### Stated task
Leave out the pictures and repeat the rest of the material exactly.

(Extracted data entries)
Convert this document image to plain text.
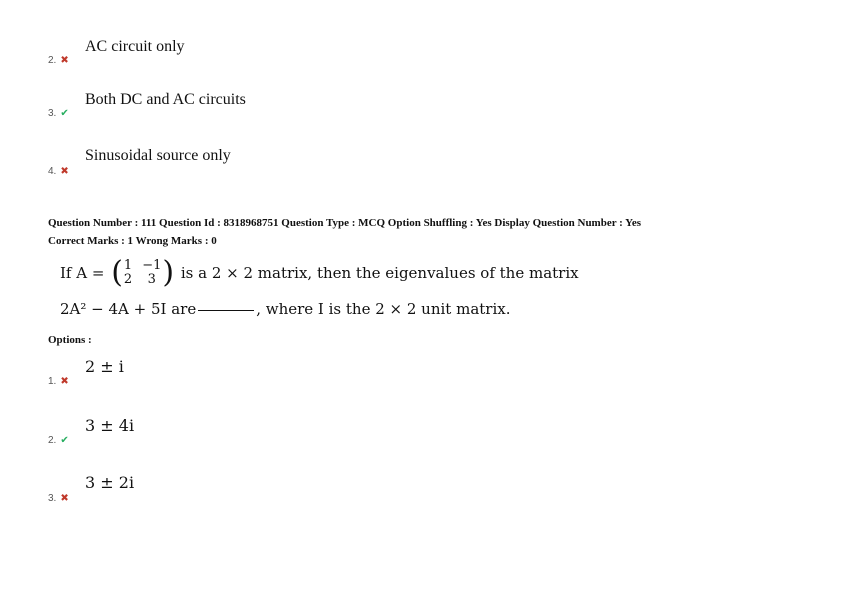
AC circuit only
2. ✖
Both DC and AC circuits
3. ✔
Sinusoidal source only
4. ✖
Question Number : 111 Question Id : 8318968751 Question Type : MCQ Option Shuffling : Yes Display Question Number : Yes
Correct Marks : 1 Wrong Marks : 0
If A = ( 1 −1
2	3 ) is a 2 × 2 matrix, then the eigenvalues of the matrix
2A² − 4A + 5I are	, where I is the 2 × 2 unit matrix.
Options :
2 ± i
1. ✖
3 ± 4i
2. ✔
3 ± 2i
3. ✖
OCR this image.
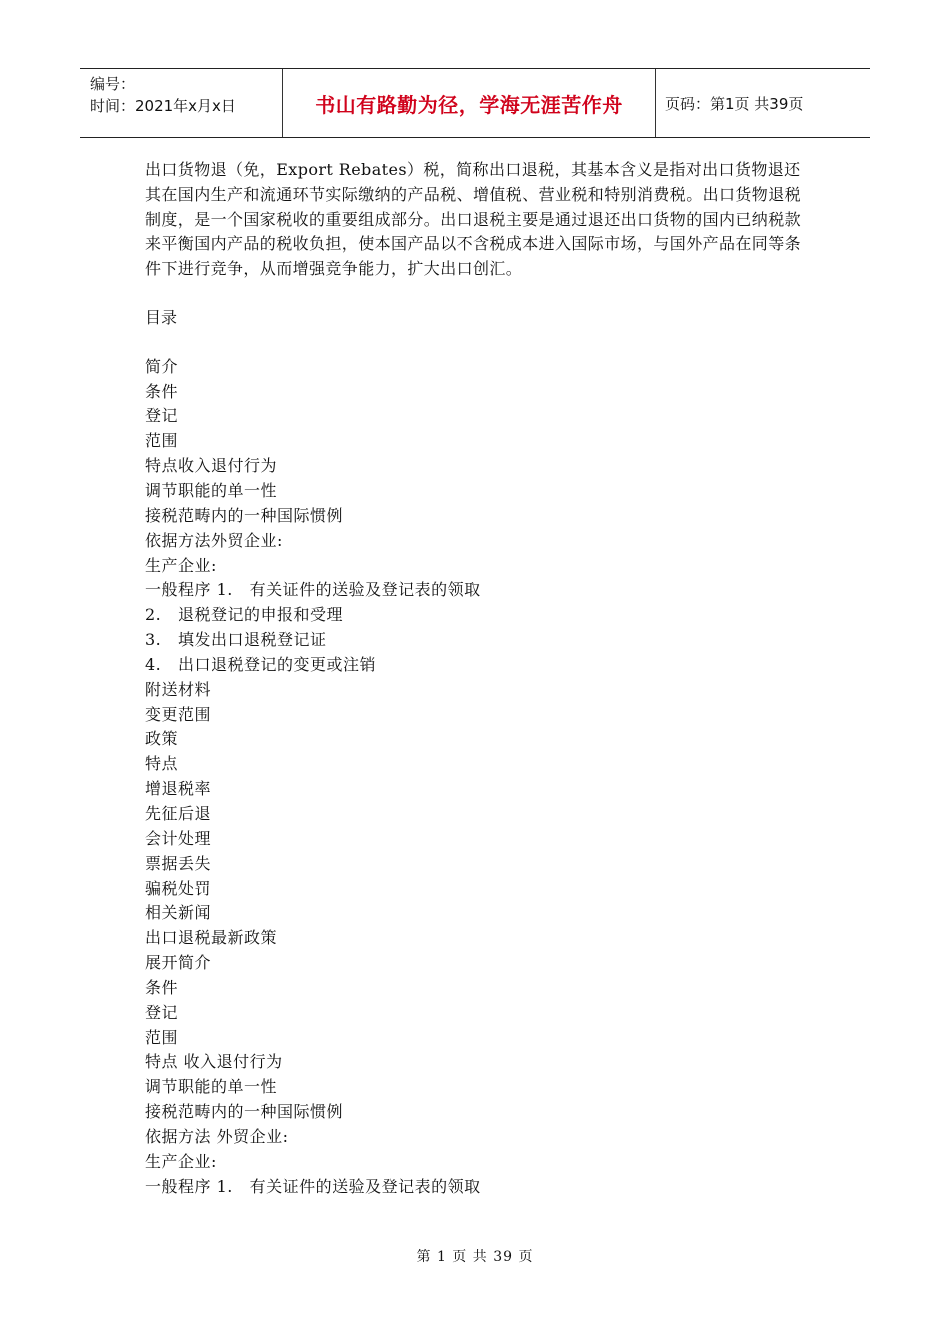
编号：
时间：2021年x月x日	书山有路勤为径，学海无涯苦作舟	页码：第1页 共39页

出口货物退（免，Export Rebates）税，简称出口退税，其基本含义是指对出口货物退还其在国内生产和流通环节实际缴纳的产品税、增值税、营业税和特别消费税。出口货物退税制度，是一个国家税收的重要组成部分。出口退税主要是通过退还出口货物的国内已纳税款来平衡国内产品的税收负担，使本国产品以不含税成本进入国际市场，与国外产品在同等条件下进行竞争，从而增强竞争能力，扩大出口创汇。

目录

简介
条件
登记
范围
特点收入退付行为
调节职能的单一性
接税范畴内的一种国际惯例
依据方法外贸企业:
生产企业:
一般程序 1.   有关证件的送验及登记表的领取
2.   退税登记的申报和受理
3.   填发出口退税登记证
4.   出口退税登记的变更或注销
附送材料
变更范围
政策
特点
增退税率
先征后退
会计处理
票据丢失
骗税处罚
相关新闻
出口退税最新政策
展开简介
条件
登记
范围
特点 收入退付行为
调节职能的单一性
接税范畴内的一种国际惯例
依据方法 外贸企业:
生产企业:
一般程序 1.   有关证件的送验及登记表的领取
第 1 页 共 39 页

### Response for this exercise
Convert this document image to plain text.
AC circuit only
2. ✖
Both DC and AC circuits
3. ✔
Sinusoidal source only
4. ✖
Question Number : 111 Question Id : 8318968751 Question Type : MCQ Option Shuffling : Yes Display Question Number : Yes
Correct Marks : 1 Wrong Marks : 0
If A = ( 1 −1
2	3 ) is a 2 × 2 matrix, then the eigenvalues of the matrix
2A² − 4A + 5I are	, where I is the 2 × 2 unit matrix.
Options :
2 ± i
1. ✖
3 ± 4i
2. ✔
3 ± 2i
3. ✖
OCR this image.
编号：
时间：2021年x月x日	书山有路勤为径，学海无涯苦作舟	页码：第1页 共39页

出口货物退（免，Export Rebates）税，简称出口退税，其基本含义是指对出口货物退还其在国内生产和流通环节实际缴纳的产品税、增值税、营业税和特别消费税。出口货物退税制度，是一个国家税收的重要组成部分。出口退税主要是通过退还出口货物的国内已纳税款来平衡国内产品的税收负担，使本国产品以不含税成本进入国际市场，与国外产品在同等条件下进行竞争，从而增强竞争能力，扩大出口创汇。

目录

简介
条件
登记
范围
特点收入退付行为
调节职能的单一性
接税范畴内的一种国际惯例
依据方法外贸企业:
生产企业:
一般程序 1.   有关证件的送验及登记表的领取
2.   退税登记的申报和受理
3.   填发出口退税登记证
4.   出口退税登记的变更或注销
附送材料
变更范围
政策
特点
增退税率
先征后退
会计处理
票据丢失
骗税处罚
相关新闻
出口退税最新政策
展开简介
条件
登记
范围
特点 收入退付行为
调节职能的单一性
接税范畴内的一种国际惯例
依据方法 外贸企业:
生产企业:
一般程序 1.   有关证件的送验及登记表的领取
第 1 页 共 39 页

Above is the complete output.